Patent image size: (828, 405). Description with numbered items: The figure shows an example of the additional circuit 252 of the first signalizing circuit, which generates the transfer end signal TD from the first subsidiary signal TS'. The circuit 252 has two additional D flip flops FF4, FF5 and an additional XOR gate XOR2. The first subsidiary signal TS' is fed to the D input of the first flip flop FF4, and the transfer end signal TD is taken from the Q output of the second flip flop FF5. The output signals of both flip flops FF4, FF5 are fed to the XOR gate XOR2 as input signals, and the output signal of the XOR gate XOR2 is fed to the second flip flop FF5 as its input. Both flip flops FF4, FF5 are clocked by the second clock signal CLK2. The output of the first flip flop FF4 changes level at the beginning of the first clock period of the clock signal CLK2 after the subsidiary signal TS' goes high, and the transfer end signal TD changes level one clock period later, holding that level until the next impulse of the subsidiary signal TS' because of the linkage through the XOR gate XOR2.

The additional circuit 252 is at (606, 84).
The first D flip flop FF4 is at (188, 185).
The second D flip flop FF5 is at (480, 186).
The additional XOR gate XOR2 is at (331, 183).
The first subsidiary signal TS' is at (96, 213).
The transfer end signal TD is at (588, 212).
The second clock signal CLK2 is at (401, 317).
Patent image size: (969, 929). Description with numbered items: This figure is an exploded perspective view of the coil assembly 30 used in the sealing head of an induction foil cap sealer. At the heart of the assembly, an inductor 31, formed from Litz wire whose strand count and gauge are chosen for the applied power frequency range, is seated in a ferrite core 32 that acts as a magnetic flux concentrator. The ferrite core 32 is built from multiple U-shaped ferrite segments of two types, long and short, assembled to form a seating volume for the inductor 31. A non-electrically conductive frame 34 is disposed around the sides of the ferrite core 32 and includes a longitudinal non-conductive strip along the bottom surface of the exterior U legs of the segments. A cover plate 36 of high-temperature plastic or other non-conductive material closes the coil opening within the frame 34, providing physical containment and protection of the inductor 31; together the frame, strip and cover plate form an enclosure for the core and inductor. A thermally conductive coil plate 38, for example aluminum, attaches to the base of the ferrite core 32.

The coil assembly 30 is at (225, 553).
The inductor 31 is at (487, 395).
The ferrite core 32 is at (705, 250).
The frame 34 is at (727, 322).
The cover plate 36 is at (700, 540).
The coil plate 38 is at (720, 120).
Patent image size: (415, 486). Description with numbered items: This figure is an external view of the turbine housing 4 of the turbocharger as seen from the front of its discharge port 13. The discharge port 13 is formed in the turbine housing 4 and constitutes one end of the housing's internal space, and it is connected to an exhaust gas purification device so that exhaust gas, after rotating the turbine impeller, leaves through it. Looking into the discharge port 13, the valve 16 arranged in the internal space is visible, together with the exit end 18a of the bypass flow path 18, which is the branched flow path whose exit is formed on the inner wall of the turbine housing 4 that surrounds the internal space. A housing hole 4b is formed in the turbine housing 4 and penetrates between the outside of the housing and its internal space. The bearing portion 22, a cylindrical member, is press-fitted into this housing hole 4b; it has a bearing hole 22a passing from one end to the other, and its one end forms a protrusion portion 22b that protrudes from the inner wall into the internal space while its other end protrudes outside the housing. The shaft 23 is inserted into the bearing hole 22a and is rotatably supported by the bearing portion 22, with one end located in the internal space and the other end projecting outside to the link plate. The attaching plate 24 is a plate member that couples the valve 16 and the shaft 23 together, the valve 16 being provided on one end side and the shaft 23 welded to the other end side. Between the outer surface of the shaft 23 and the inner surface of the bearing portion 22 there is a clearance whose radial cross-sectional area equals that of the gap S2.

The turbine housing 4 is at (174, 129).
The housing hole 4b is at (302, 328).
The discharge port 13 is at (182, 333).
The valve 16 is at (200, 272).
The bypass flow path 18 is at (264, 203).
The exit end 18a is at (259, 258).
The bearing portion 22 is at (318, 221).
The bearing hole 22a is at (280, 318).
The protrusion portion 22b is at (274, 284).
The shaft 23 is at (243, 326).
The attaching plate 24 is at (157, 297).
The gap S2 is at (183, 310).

## JOB:
Copy out every row above, word for word and in the same order.

## RESPONSE TO THIS EXERCISE:
Patent image size: (828, 405). Description with numbered items: The figure shows an example of the additional circuit 252 of the first signalizing circuit, which generates the transfer end signal TD from the first subsidiary signal TS'. The circuit 252 has two additional D flip flops FF4, FF5 and an additional XOR gate XOR2. The first subsidiary signal TS' is fed to the D input of the first flip flop FF4, and the transfer end signal TD is taken from the Q output of the second flip flop FF5. The output signals of both flip flops FF4, FF5 are fed to the XOR gate XOR2 as input signals, and the output signal of the XOR gate XOR2 is fed to the second flip flop FF5 as its input. Both flip flops FF4, FF5 are clocked by the second clock signal CLK2. The output of the first flip flop FF4 changes level at the beginning of the first clock period of the clock signal CLK2 after the subsidiary signal TS' goes high, and the transfer end signal TD changes level one clock period later, holding that level until the next impulse of the subsidiary signal TS' because of the linkage through the XOR gate XOR2.

The additional circuit 252 is at (606, 84).
The first D flip flop FF4 is at (188, 185).
The second D flip flop FF5 is at (480, 186).
The additional XOR gate XOR2 is at (331, 183).
The first subsidiary signal TS' is at (96, 213).
The transfer end signal TD is at (588, 212).
The second clock signal CLK2 is at (401, 317).
Patent image size: (969, 929). Description with numbered items: This figure is an exploded perspective view of the coil assembly 30 used in the sealing head of an induction foil cap sealer. At the heart of the assembly, an inductor 31, formed from Litz wire whose strand count and gauge are chosen for the applied power frequency range, is seated in a ferrite core 32 that acts as a magnetic flux concentrator. The ferrite core 32 is built from multiple U-shaped ferrite segments of two types, long and short, assembled to form a seating volume for the inductor 31. A non-electrically conductive frame 34 is disposed around the sides of the ferrite core 32 and includes a longitudinal non-conductive strip along the bottom surface of the exterior U legs of the segments. A cover plate 36 of high-temperature plastic or other non-conductive material closes the coil opening within the frame 34, providing physical containment and protection of the inductor 31; together the frame, strip and cover plate form an enclosure for the core and inductor. A thermally conductive coil plate 38, for example aluminum, attaches to the base of the ferrite core 32.

The coil assembly 30 is at (225, 553).
The inductor 31 is at (487, 395).
The ferrite core 32 is at (705, 250).
The frame 34 is at (727, 322).
The cover plate 36 is at (700, 540).
The coil plate 38 is at (720, 120).
Patent image size: (415, 486). Description with numbered items: This figure is an external view of the turbine housing 4 of the turbocharger as seen from the front of its discharge port 13. The discharge port 13 is formed in the turbine housing 4 and constitutes one end of the housing's internal space, and it is connected to an exhaust gas purification device so that exhaust gas, after rotating the turbine impeller, leaves through it. Looking into the discharge port 13, the valve 16 arranged in the internal space is visible, together with the exit end 18a of the bypass flow path 18, which is the branched flow path whose exit is formed on the inner wall of the turbine housing 4 that surrounds the internal space. A housing hole 4b is formed in the turbine housing 4 and penetrates between the outside of the housing and its internal space. The bearing portion 22, a cylindrical member, is press-fitted into this housing hole 4b; it has a bearing hole 22a passing from one end to the other, and its one end forms a protrusion portion 22b that protrudes from the inner wall into the internal space while its other end protrudes outside the housing. The shaft 23 is inserted into the bearing hole 22a and is rotatably supported by the bearing portion 22, with one end located in the internal space and the other end projecting outside to the link plate. The attaching plate 24 is a plate member that couples the valve 16 and the shaft 23 together, the valve 16 being provided on one end side and the shaft 23 welded to the other end side. Between the outer surface of the shaft 23 and the inner surface of the bearing portion 22 there is a clearance whose radial cross-sectional area equals that of the gap S2.

The turbine housing 4 is at (174, 129).
The housing hole 4b is at (302, 328).
The discharge port 13 is at (182, 333).
The valve 16 is at (200, 272).
The bypass flow path 18 is at (264, 203).
The exit end 18a is at (259, 258).
The bearing portion 22 is at (318, 221).
The bearing hole 22a is at (280, 318).
The protrusion portion 22b is at (274, 284).
The shaft 23 is at (243, 326).
The attaching plate 24 is at (157, 297).
The gap S2 is at (183, 310).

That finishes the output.